▶ _SELECTED EXCERPT_:
>> begin

Platoon is a 1986 American war film written and directed by Oliver Stone, starring Tom Berenger, Willem Dafoe, Charlie Sheen, Keith David, Kevin Dillon, John C. McGinley, Forest Whitaker, and Johnny Depp. It is the first film of a trilogy of Vietnam War films directed by Stone, followed by Born on the Fourth of July (1989) and Heaven & Earth (1993). The film, based on Stone's experience from the war, follows a U.S. Army volunteer (Sheen) serving in Vietnam while his Platoon Sergeant and his Squad Leader (Berenger and Dafoe) argue over the morality in the platoon and of the war itself.

Stone wrote the screenplay based upon his experiences as a U.S. infantryman in Vietnam, to counter the vision of the war portrayed in John Wayne's The Green Berets. Although having written films such as Midnight Express and Scarface, Stone struggled to get the film developed until Hemdale Film Corporation acquired the project along with Salvador. Filming took place in the Philippines in February 1986 and lasted 54 days. Platoon was the first Hollywood film to be written and directed by a veteran of the Vietnam War.

Upon its release, Platoon received critical acclaim for Stone's directing and screenplay, the cinematography, battle sequences' realism, and the performances of Sheen, Dafoe, and Berenger. The film was a box office success upon its release, grossing $138.5 million domestically against its $6 million budget. The film was nominated for eight Academy Awards at the 59th Academy Awards, and won four including Best Picture, Best Director for Stone, Best Sound, and Best Film Editing.

In 1998, the American Film Institute placed Platoon at #83 in their "AFI's 100 Years ... 100 Movies" poll. In 2019, the film was selected for preservation in the United States National Film Registry by the Library of Congress as being "culturally, historically, or aesthetically significant".

Plot
In 1967, U.S. Army volunteer Chris Taylor arrives in South Vietnam and is assigned to an infantry platoon of the 25th Infantry Division near the Cambodian border. Though the platoon is officially under the command of the young and inexperienced Lieutenant Wolfe, the soldiers instead defer to two of his older and more experienced subordinates: the cynical Staff Sergeant Barnes, and the more idealistic Sergeant Elias.

Taylor is immediately deployed with Barnes, Elias and other experienced soldiers for a night ambush on a North Vietnamese Army force. The NVA soldiers manage to get close to the sleeping Americans before a brief firefight ensues, which leads to Taylor becoming wounded and sent to the aid station. Upon his return, Taylor bonds with Elias and his circle of marijuana smokers while remaining distant from Barnes and his more hard-edged followers.

During a subsequent patrol, three men are killed by booby traps and unseen assailants. Already on edge, the platoon is further angered when they discover an enemy supply cache in a nearby village. Barnes aggressively interrogates the village chief about whether the villagers have been aiding the NVA, and coldly shoots his wife dead when she snaps back at him. Elias then gets into a physical altercation with Barnes over the killing before Wolfe pacifies them and orders the supplies destroyed and the village razed. Taylor later prevents two girls from being gang-raped by some of Barnes' men.

>> end

▶ _WHAT THE TASK REQUIRES_: Copy out the passage of the text on the film Platoon that opens with the words containing "During a subsequent" and closes with "of Barnes' men.".

▶ _DATA EXTRACT_:
>> begin

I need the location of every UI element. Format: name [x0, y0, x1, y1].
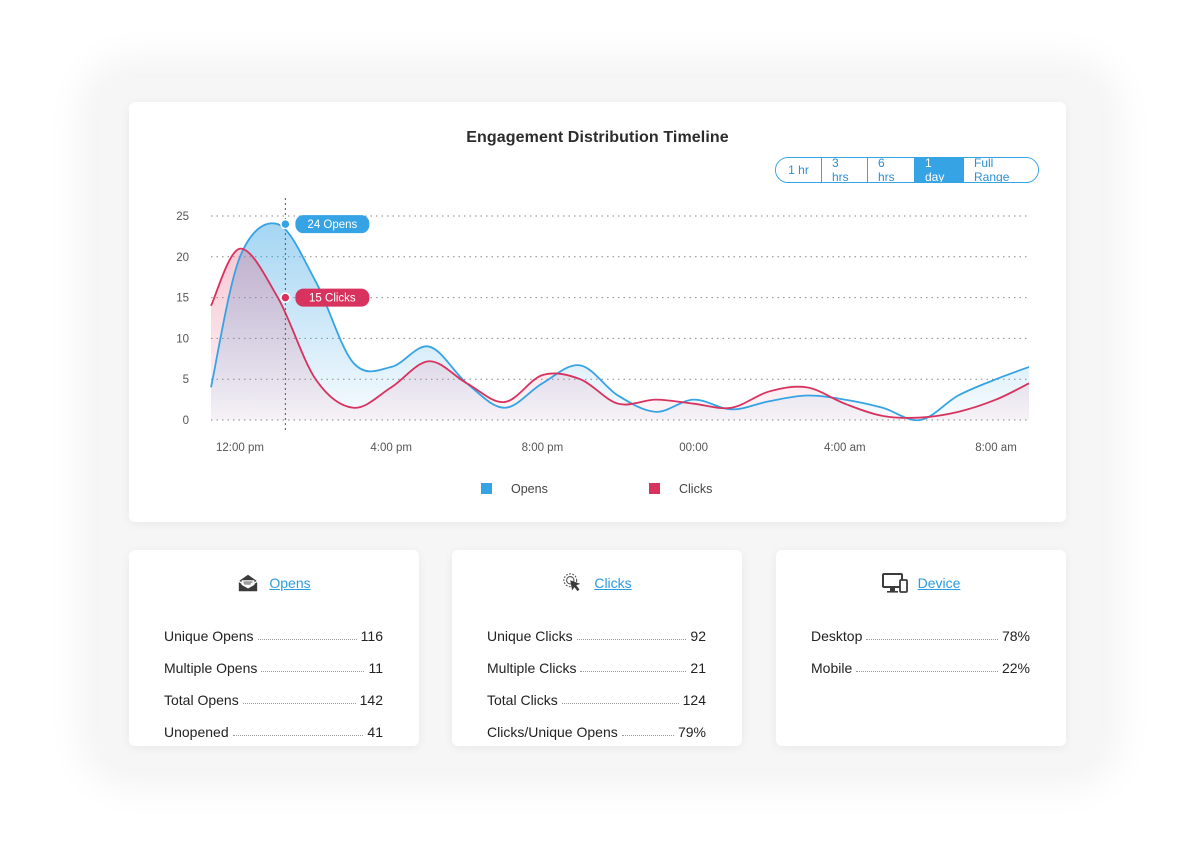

>> end

▶ _CORRECT RESPONSE_:
During a subsequent patrol, three men are killed by booby traps and unseen assailants. Already on edge, the platoon is further angered when they discover an enemy supply cache in a nearby village. Barnes aggressively interrogates the village chief about whether the villagers have been aiding the NVA, and coldly shoots his wife dead when she snaps back at him. Elias then gets into a physical altercation with Barnes over the killing before Wolfe pacifies them and orders the supplies destroyed and the village razed. Taylor later prevents two girls from being gang-raped by some of Barnes' men.